◆ WHAT THE EXERCISE ASKS
Copy each of the entries below faithfully, setting aside any pictures.

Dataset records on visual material
= = = =

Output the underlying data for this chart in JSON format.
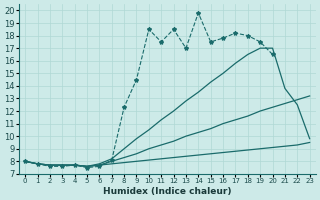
{
  "xlabel": "Humidex (Indice chaleur)",
  "bg_color": "#cdeae8",
  "line_color": "#1a6b6b",
  "grid_color": "#b0d8d5",
  "xlim": [
    -0.5,
    23.5
  ],
  "ylim": [
    7,
    20.5
  ],
  "xticks": [
    0,
    1,
    2,
    3,
    4,
    5,
    6,
    7,
    8,
    9,
    10,
    11,
    12,
    13,
    14,
    15,
    16,
    17,
    18,
    19,
    20,
    21,
    22,
    23
  ],
  "yticks": [
    7,
    8,
    9,
    10,
    11,
    12,
    13,
    14,
    15,
    16,
    17,
    18,
    19,
    20
  ],
  "line1_x": [
    0,
    1,
    2,
    3,
    4,
    5,
    6,
    7,
    8,
    9,
    10,
    11,
    12,
    13,
    14,
    15,
    16,
    17,
    18,
    19,
    20
  ],
  "line1_y": [
    8.0,
    7.8,
    7.6,
    7.6,
    7.7,
    7.5,
    7.6,
    8.1,
    12.3,
    14.5,
    18.5,
    17.5,
    18.5,
    17.0,
    19.8,
    17.5,
    17.8,
    18.2,
    18.0,
    17.5,
    16.5
  ],
  "line2_x": [
    0,
    1,
    2,
    3,
    4,
    5,
    6,
    7,
    8,
    9,
    10,
    11,
    12,
    13,
    14,
    15,
    16,
    17,
    18,
    19,
    20,
    21,
    22,
    23
  ],
  "line2_y": [
    8.0,
    7.8,
    7.7,
    7.7,
    7.7,
    7.6,
    7.8,
    8.2,
    9.0,
    9.8,
    10.5,
    11.3,
    12.0,
    12.8,
    13.5,
    14.3,
    15.0,
    15.8,
    16.5,
    17.0,
    17.0,
    13.8,
    12.5,
    9.8
  ],
  "line3_x": [
    0,
    1,
    2,
    3,
    4,
    5,
    6,
    7,
    8,
    9,
    10,
    11,
    12,
    13,
    14,
    15,
    16,
    17,
    18,
    19,
    20,
    21,
    22,
    23
  ],
  "line3_y": [
    8.0,
    7.8,
    7.7,
    7.7,
    7.7,
    7.6,
    7.7,
    8.0,
    8.3,
    8.6,
    9.0,
    9.3,
    9.6,
    10.0,
    10.3,
    10.6,
    11.0,
    11.3,
    11.6,
    12.0,
    12.3,
    12.6,
    12.9,
    13.2
  ],
  "line4_x": [
    0,
    1,
    2,
    3,
    4,
    5,
    6,
    7,
    8,
    9,
    10,
    11,
    12,
    13,
    14,
    15,
    16,
    17,
    18,
    19,
    20,
    21,
    22,
    23
  ],
  "line4_y": [
    8.0,
    7.8,
    7.7,
    7.7,
    7.7,
    7.6,
    7.7,
    7.8,
    7.9,
    8.0,
    8.1,
    8.2,
    8.3,
    8.4,
    8.5,
    8.6,
    8.7,
    8.8,
    8.9,
    9.0,
    9.1,
    9.2,
    9.3,
    9.5
  ]
}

= = = =

◆ SOLUTION
Output the underlying data for this chart in JSON format.
{
  "xlabel": "Humidex (Indice chaleur)",
  "bg_color": "#cdeae8",
  "line_color": "#1a6b6b",
  "grid_color": "#b0d8d5",
  "xlim": [
    -0.5,
    23.5
  ],
  "ylim": [
    7,
    20.5
  ],
  "xticks": [
    0,
    1,
    2,
    3,
    4,
    5,
    6,
    7,
    8,
    9,
    10,
    11,
    12,
    13,
    14,
    15,
    16,
    17,
    18,
    19,
    20,
    21,
    22,
    23
  ],
  "yticks": [
    7,
    8,
    9,
    10,
    11,
    12,
    13,
    14,
    15,
    16,
    17,
    18,
    19,
    20
  ],
  "line1_x": [
    0,
    1,
    2,
    3,
    4,
    5,
    6,
    7,
    8,
    9,
    10,
    11,
    12,
    13,
    14,
    15,
    16,
    17,
    18,
    19,
    20
  ],
  "line1_y": [
    8.0,
    7.8,
    7.6,
    7.6,
    7.7,
    7.5,
    7.6,
    8.1,
    12.3,
    14.5,
    18.5,
    17.5,
    18.5,
    17.0,
    19.8,
    17.5,
    17.8,
    18.2,
    18.0,
    17.5,
    16.5
  ],
  "line2_x": [
    0,
    1,
    2,
    3,
    4,
    5,
    6,
    7,
    8,
    9,
    10,
    11,
    12,
    13,
    14,
    15,
    16,
    17,
    18,
    19,
    20,
    21,
    22,
    23
  ],
  "line2_y": [
    8.0,
    7.8,
    7.7,
    7.7,
    7.7,
    7.6,
    7.8,
    8.2,
    9.0,
    9.8,
    10.5,
    11.3,
    12.0,
    12.8,
    13.5,
    14.3,
    15.0,
    15.8,
    16.5,
    17.0,
    17.0,
    13.8,
    12.5,
    9.8
  ],
  "line3_x": [
    0,
    1,
    2,
    3,
    4,
    5,
    6,
    7,
    8,
    9,
    10,
    11,
    12,
    13,
    14,
    15,
    16,
    17,
    18,
    19,
    20,
    21,
    22,
    23
  ],
  "line3_y": [
    8.0,
    7.8,
    7.7,
    7.7,
    7.7,
    7.6,
    7.7,
    8.0,
    8.3,
    8.6,
    9.0,
    9.3,
    9.6,
    10.0,
    10.3,
    10.6,
    11.0,
    11.3,
    11.6,
    12.0,
    12.3,
    12.6,
    12.9,
    13.2
  ],
  "line4_x": [
    0,
    1,
    2,
    3,
    4,
    5,
    6,
    7,
    8,
    9,
    10,
    11,
    12,
    13,
    14,
    15,
    16,
    17,
    18,
    19,
    20,
    21,
    22,
    23
  ],
  "line4_y": [
    8.0,
    7.8,
    7.7,
    7.7,
    7.7,
    7.6,
    7.7,
    7.8,
    7.9,
    8.0,
    8.1,
    8.2,
    8.3,
    8.4,
    8.5,
    8.6,
    8.7,
    8.8,
    8.9,
    9.0,
    9.1,
    9.2,
    9.3,
    9.5
  ]
}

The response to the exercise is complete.